* _Written exercise_:
Select all lines in the records that include "What".

* _Provided data_:
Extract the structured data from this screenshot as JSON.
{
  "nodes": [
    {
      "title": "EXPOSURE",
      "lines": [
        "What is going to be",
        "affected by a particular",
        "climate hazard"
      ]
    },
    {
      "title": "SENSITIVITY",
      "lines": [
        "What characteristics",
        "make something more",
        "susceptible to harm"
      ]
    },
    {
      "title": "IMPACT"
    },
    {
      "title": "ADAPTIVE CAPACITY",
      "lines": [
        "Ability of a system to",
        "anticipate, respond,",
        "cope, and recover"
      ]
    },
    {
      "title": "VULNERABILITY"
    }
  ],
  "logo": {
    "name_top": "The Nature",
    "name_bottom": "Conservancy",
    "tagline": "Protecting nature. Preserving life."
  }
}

* _Completed exercise_:
        "What is going to be",
        "What characteristics",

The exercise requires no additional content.